_Text extract_:
———
Mercosur has successfully expanded trade and investment among Argentina, Brazil, Paraguay and Uruguay, but the trade pact faces big challenges in the future, according to a report by the Institute for the Integration of Latin America and Caribbean (INTAL).Trade within Mercosur has grown to $16 billion a year, or one-fifth of the total external trade of all its member countries. However, intra-Mercosur trade has not yet reached its full potential, particularly if compared with Southeast Asia, according to the first report on the trade pact by INTAL, an IDB affiliate based in Buenos Aires. The report was the subject of a recent seminar at the Bank's Washington, D.C., headquarters.

According to Roberto Bouzas, coordinator of the INTAL report, the trade pact's initial success has been due to the natural partnership between its member countries that "was repressed during several decades by (protectionist) policies."
———
_Spatial layout entries_:
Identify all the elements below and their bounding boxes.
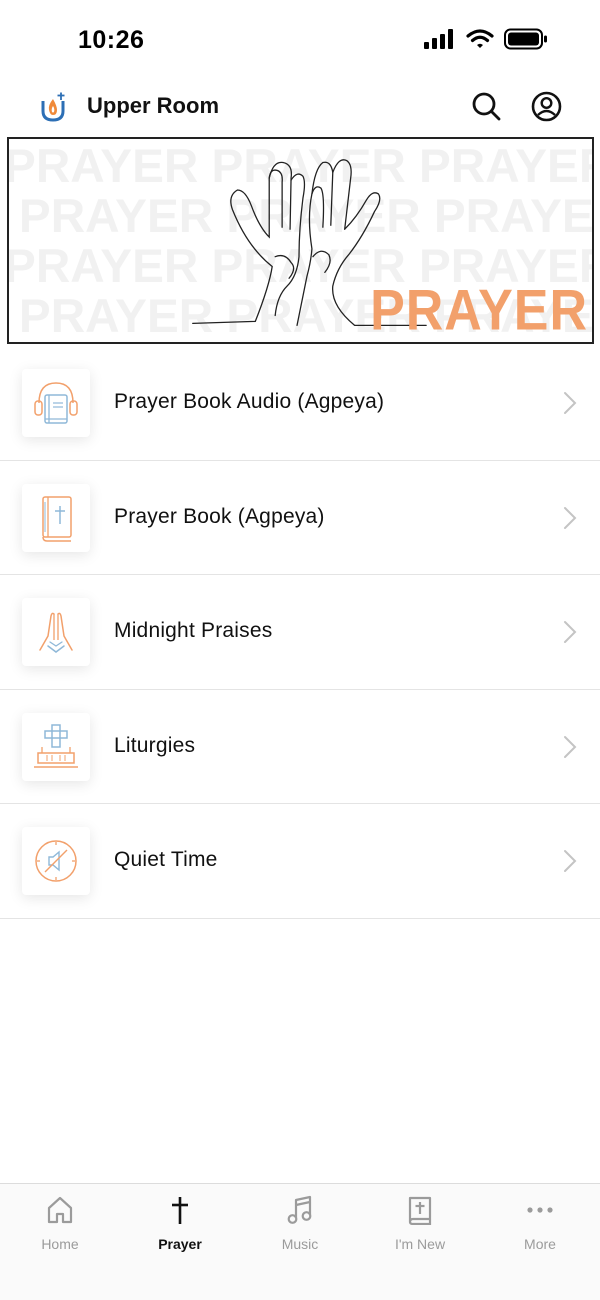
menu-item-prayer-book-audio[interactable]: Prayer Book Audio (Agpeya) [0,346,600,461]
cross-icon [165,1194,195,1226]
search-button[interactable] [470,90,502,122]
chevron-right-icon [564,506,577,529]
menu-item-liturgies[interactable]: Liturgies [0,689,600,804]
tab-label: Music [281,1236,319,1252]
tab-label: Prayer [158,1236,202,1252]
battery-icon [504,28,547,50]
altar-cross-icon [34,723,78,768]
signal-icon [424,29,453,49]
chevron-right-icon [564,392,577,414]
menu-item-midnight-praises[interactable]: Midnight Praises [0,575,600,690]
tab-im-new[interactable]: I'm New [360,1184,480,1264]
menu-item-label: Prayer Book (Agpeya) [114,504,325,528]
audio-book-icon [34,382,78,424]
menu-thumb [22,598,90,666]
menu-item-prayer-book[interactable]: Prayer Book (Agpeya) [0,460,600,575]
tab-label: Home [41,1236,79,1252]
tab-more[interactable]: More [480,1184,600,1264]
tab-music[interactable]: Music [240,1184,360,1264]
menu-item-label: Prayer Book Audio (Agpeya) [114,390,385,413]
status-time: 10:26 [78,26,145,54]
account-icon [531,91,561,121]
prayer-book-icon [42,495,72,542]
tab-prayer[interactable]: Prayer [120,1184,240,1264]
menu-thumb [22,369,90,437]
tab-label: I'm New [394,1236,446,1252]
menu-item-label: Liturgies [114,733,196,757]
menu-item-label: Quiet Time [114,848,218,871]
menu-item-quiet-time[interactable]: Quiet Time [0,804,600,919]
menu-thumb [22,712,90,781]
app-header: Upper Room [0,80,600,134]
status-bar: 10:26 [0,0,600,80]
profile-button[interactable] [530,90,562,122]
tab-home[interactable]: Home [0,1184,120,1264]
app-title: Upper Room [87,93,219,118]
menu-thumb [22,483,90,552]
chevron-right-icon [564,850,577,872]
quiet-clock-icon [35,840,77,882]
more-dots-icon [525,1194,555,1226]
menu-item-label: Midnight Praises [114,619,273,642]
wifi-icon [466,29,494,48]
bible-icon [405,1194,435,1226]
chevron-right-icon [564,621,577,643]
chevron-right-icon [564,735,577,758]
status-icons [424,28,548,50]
———
_Tasks and exercises_:
A – In the passage on Mercosur, what is the annual value of trade within Mercosur?
B – Write the next part of the passage on Mercosur, picking up after its final sentence.

_Task results_:
A – $16 billion a year, or one-fifth of the total external trade of all its member countries.

B –
Mercosur was also helped by the fact that its four member countries have followed similar macroeconomic policies during the past four to five years and by their decision to use automatic mechanisms to govern the process of trade liberalization, leaving negotiations only for exceptional cases.

But the job of sustaining a common market is not easy. "Mercosur is reaching a point where institutional and organizational issues are becoming the key," said Bouzas. Some trade pact policies are not working as expected and need to be more efficiently implemented. For instance, tariffs are charged twice--when a country imports a product from outside Mercosur and then reexports it to another Mercosur member country. And information sharing among member countries is still very limited.